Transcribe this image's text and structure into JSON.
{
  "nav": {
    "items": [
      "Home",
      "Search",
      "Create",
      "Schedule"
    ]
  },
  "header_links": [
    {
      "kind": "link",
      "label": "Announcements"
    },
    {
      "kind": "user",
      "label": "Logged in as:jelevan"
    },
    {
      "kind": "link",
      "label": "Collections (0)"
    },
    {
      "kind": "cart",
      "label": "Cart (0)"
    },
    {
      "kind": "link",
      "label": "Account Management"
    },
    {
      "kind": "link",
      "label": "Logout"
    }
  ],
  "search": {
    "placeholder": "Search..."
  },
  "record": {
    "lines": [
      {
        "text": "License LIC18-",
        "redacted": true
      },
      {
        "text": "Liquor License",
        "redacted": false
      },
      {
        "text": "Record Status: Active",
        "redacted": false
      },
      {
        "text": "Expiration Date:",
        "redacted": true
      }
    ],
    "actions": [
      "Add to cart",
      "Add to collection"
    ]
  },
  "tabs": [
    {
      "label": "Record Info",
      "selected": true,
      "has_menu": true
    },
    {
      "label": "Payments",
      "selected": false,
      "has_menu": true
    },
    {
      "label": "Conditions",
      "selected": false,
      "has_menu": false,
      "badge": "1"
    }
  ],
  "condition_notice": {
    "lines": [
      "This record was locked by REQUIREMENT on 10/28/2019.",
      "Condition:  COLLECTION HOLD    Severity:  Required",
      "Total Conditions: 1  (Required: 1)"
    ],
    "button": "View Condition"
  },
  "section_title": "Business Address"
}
=-=-=-=-=
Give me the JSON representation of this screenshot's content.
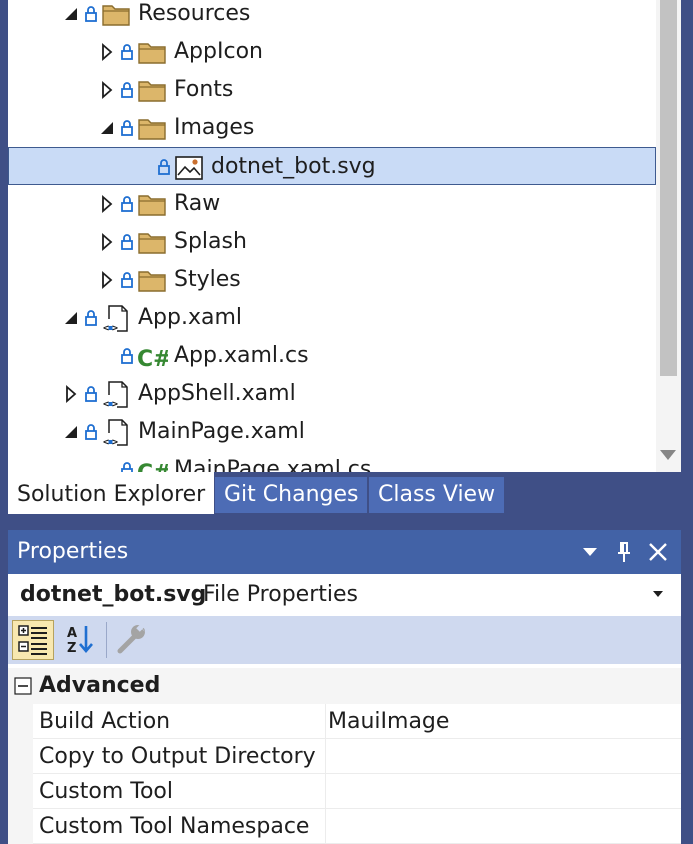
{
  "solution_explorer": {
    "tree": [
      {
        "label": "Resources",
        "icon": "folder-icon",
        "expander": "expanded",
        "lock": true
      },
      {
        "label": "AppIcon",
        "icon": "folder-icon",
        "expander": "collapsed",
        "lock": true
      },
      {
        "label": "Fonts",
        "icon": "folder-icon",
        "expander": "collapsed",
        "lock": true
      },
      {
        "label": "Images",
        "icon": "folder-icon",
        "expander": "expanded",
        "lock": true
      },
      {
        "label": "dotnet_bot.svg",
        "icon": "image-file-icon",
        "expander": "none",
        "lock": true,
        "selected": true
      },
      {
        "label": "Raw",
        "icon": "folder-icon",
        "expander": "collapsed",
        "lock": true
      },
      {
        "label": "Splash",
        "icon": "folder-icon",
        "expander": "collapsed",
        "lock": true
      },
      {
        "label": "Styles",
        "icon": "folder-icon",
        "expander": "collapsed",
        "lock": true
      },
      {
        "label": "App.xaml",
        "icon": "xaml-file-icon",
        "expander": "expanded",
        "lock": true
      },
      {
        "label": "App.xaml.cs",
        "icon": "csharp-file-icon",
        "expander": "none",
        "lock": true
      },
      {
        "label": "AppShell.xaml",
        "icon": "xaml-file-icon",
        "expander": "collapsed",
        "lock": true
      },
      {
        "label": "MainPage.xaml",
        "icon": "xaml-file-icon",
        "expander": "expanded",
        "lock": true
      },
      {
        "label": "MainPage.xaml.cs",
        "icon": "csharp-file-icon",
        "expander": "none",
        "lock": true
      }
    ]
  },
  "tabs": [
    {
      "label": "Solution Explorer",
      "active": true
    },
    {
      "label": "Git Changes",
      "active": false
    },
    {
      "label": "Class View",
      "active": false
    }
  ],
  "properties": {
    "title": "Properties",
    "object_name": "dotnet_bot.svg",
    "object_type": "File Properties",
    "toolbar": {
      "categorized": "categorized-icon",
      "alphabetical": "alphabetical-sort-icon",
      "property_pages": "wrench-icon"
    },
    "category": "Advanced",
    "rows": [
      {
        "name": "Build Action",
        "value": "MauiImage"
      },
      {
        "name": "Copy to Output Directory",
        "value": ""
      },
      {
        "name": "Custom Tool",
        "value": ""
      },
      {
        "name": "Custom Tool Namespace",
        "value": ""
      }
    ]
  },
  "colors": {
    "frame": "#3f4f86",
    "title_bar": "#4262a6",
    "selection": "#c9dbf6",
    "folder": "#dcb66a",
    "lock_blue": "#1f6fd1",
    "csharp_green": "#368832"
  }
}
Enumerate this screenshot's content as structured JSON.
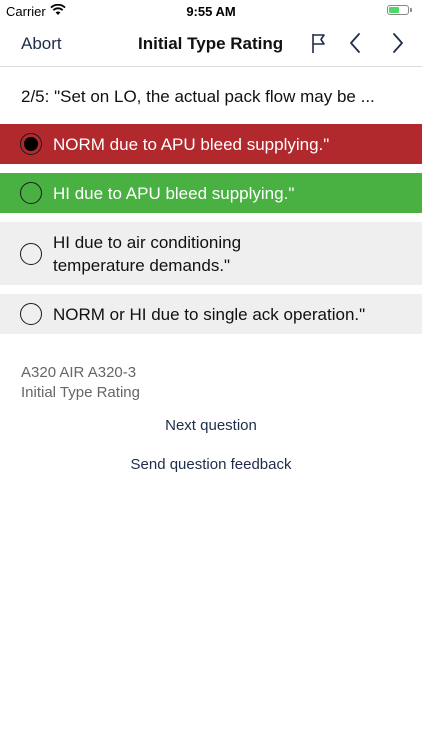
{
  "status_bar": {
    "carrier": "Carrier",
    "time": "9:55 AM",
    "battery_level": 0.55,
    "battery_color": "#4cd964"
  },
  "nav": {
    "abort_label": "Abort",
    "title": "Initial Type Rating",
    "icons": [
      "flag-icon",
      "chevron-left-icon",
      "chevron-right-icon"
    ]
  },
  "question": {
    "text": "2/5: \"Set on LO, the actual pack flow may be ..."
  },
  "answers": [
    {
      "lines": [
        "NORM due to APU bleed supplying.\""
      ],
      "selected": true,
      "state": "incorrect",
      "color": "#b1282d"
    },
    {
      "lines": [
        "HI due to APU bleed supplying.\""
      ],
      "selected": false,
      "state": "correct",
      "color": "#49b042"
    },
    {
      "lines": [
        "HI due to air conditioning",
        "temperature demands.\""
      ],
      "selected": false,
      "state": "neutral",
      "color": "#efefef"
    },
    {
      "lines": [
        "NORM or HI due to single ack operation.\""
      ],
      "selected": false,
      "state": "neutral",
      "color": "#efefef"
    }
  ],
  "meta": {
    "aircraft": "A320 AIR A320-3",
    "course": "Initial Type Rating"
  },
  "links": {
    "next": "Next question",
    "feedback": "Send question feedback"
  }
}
=-=-=-=-=
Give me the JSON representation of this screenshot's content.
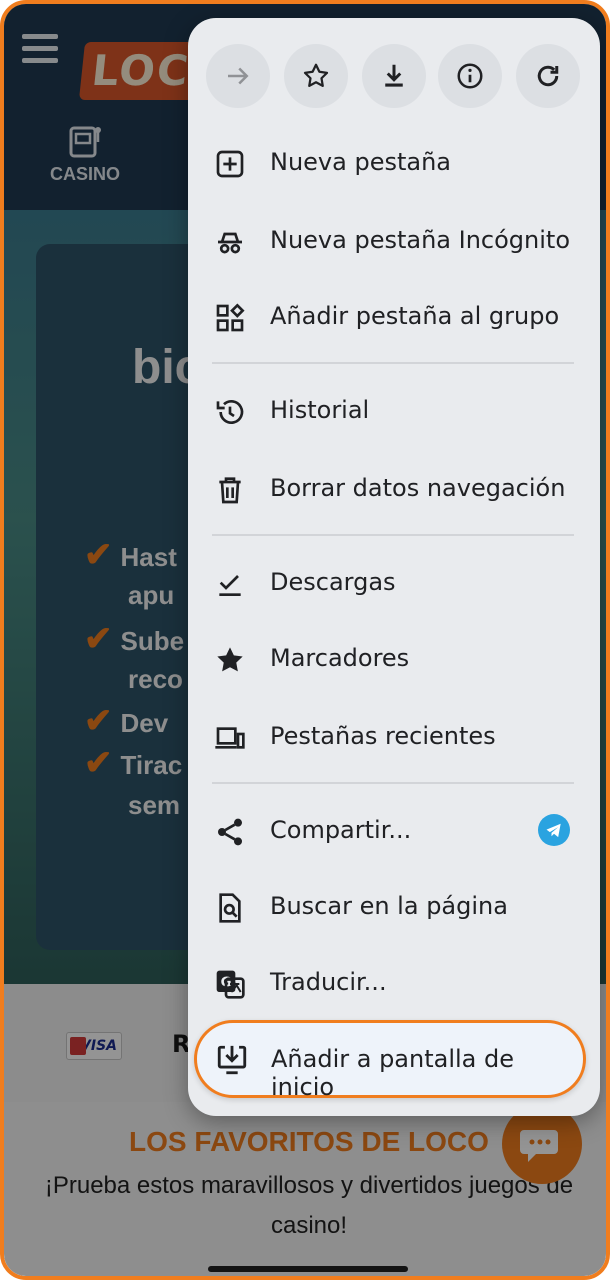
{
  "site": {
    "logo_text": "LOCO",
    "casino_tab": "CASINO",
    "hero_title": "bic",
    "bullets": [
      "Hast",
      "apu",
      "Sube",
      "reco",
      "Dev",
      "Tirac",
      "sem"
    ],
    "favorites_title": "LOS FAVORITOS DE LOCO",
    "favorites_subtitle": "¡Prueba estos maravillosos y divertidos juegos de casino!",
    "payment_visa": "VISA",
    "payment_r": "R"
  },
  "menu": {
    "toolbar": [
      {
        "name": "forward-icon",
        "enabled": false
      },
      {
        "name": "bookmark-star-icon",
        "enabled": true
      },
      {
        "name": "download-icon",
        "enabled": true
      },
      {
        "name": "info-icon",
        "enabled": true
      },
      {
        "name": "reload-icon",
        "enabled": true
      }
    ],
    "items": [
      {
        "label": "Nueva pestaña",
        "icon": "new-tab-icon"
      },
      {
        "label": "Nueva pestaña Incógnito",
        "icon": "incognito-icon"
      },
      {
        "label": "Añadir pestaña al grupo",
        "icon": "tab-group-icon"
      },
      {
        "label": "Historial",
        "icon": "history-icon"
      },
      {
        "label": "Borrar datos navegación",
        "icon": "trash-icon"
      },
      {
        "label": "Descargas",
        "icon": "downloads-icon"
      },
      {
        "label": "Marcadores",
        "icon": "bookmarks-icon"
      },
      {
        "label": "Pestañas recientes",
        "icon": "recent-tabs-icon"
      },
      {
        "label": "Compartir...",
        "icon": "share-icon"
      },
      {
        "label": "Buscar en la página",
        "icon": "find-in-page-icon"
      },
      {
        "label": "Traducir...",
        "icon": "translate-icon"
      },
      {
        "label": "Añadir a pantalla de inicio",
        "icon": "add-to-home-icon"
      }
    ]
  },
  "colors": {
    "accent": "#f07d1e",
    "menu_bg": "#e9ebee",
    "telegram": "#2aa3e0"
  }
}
=-=-=-=-=
* **Short task**
Identify the lines in the entries that hold "Rating" and return each one.

* **Complete answer**
    "title": "Initial Type Rating",
    "course": "Initial Type Rating"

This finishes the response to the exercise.